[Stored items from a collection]
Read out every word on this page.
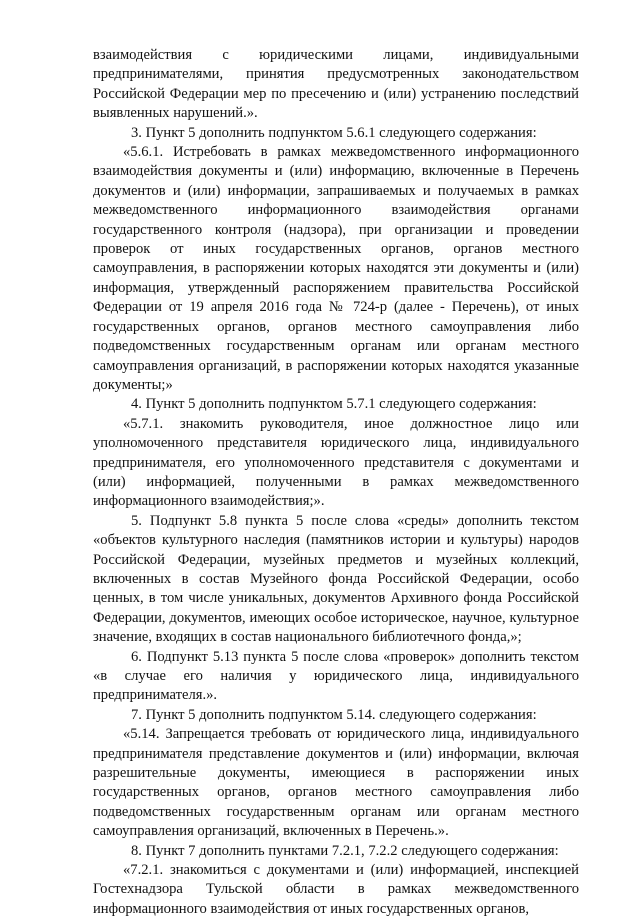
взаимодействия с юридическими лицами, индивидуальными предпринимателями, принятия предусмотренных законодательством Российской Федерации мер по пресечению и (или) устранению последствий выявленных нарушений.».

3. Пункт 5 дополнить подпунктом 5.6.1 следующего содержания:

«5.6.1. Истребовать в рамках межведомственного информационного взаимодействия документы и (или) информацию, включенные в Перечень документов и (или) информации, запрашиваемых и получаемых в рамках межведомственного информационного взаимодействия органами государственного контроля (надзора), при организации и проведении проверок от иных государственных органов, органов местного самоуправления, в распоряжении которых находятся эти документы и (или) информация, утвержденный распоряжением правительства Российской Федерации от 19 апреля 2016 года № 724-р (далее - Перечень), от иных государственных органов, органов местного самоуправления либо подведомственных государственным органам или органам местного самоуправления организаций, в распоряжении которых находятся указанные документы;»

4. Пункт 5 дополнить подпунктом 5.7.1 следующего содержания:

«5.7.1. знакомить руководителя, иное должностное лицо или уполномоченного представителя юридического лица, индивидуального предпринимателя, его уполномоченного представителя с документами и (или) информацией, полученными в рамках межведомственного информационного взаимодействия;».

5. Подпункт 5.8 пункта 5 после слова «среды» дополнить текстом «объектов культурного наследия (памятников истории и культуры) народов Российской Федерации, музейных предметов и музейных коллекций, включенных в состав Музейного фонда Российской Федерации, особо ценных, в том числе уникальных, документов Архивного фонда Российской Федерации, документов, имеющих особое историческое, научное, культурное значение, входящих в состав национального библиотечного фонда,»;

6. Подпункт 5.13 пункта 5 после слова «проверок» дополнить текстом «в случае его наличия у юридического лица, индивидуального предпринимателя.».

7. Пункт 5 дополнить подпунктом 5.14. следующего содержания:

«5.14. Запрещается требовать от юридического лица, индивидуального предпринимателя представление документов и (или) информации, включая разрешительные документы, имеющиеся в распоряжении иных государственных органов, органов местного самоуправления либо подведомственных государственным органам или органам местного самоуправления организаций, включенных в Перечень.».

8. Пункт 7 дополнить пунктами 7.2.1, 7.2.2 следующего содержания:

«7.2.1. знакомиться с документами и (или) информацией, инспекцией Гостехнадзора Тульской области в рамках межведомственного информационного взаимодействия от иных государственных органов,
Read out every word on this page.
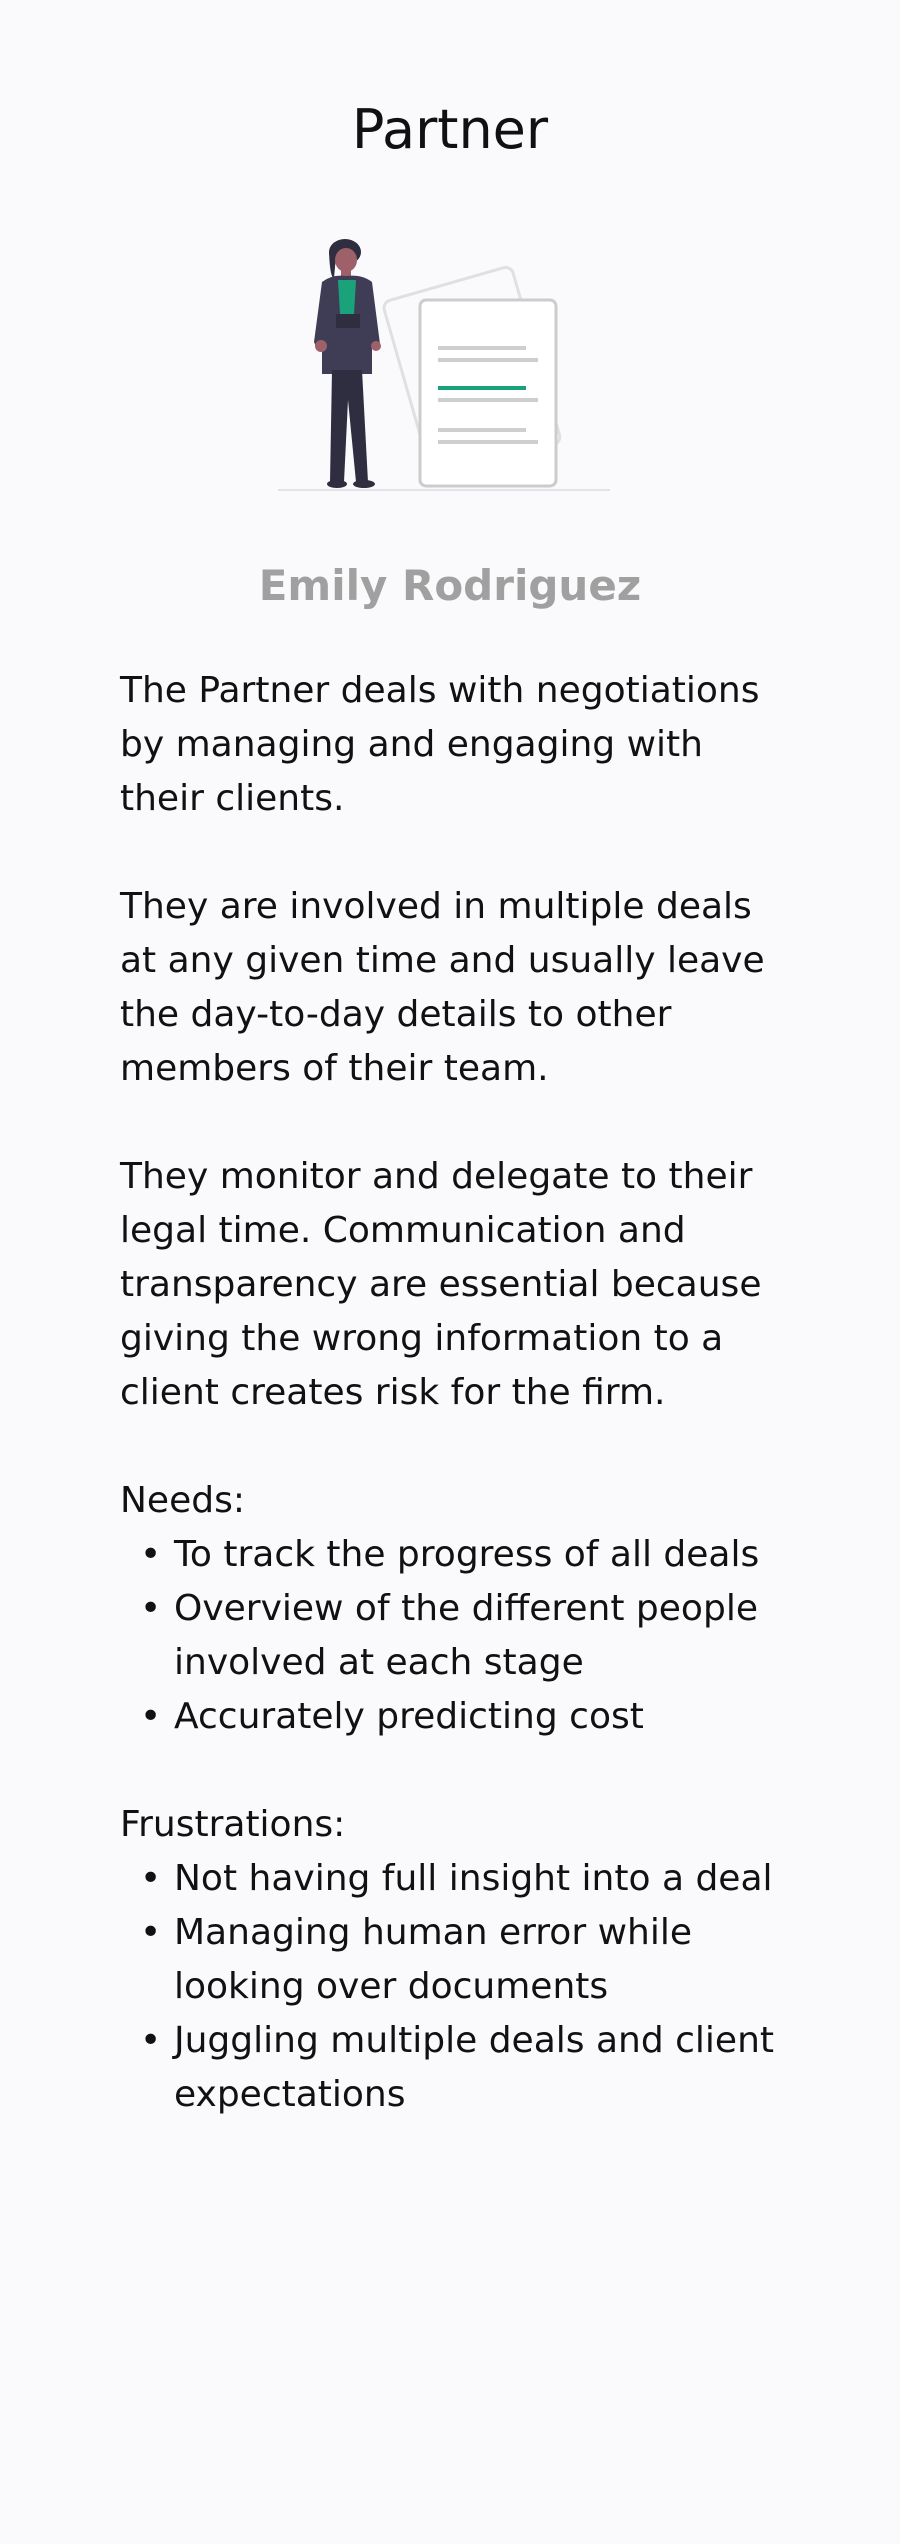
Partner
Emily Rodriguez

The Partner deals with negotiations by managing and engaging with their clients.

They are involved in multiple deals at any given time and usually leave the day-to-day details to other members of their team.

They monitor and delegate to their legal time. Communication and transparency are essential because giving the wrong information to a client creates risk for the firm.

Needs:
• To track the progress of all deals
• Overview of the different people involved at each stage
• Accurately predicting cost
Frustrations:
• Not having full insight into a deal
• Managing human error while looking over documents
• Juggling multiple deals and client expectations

---

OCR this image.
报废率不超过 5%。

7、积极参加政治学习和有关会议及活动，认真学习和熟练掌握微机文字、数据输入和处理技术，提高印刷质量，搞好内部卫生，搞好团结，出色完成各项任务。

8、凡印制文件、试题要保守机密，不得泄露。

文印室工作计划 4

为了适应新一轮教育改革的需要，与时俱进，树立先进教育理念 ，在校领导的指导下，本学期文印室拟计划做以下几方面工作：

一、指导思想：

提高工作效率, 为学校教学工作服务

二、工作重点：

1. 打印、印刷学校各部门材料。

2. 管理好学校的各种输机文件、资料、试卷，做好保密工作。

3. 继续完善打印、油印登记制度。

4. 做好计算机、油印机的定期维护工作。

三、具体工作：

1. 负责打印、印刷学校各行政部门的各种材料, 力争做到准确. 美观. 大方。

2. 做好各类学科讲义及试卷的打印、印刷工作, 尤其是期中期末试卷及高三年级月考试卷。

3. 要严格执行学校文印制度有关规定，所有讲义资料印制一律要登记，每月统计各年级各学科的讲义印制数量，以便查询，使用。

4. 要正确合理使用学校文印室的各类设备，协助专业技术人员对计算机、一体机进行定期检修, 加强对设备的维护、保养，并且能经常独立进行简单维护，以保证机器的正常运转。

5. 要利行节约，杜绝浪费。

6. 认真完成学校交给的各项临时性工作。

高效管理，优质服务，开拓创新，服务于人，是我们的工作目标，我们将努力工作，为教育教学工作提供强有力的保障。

> _WHAT IS NEEDED_
List the lines that contain the word "государственных".

> _REPLY TO THE EXERCISE_
«5.6.1. Истребовать в рамках межведомственного информационного взаимодействия документы и (или) информацию, включенные в Перечень документов и (или) информации, запрашиваемых и получаемых в рамках межведомственного информационного взаимодействия органами государственного контроля (надзора), при организации и проведении проверок от иных государственных органов, органов местного самоуправления, в распоряжении которых находятся эти документы и (или) информация, утвержденный распоряжением правительства Российской Федерации от 19 апреля 2016 года № 724-р (далее - Перечень), от иных государственных органов, органов местного самоуправления либо подведомственных государственным органам или органам местного самоуправления организаций, в распоряжении которых находятся указанные документы;»
«5.14. Запрещается требовать от юридического лица, индивидуального предпринимателя представление документов и (или) информации, включая разрешительные документы, имеющиеся в распоряжении иных государственных органов, органов местного самоуправления либо подведомственных государственным органам или органам местного самоуправления организаций, включенных в Перечень.».
«7.2.1. знакомиться с документами и (или) информацией, инспекцией Гостехнадзора Тульской области в рамках межведомственного информационного взаимодействия от иных государственных органов,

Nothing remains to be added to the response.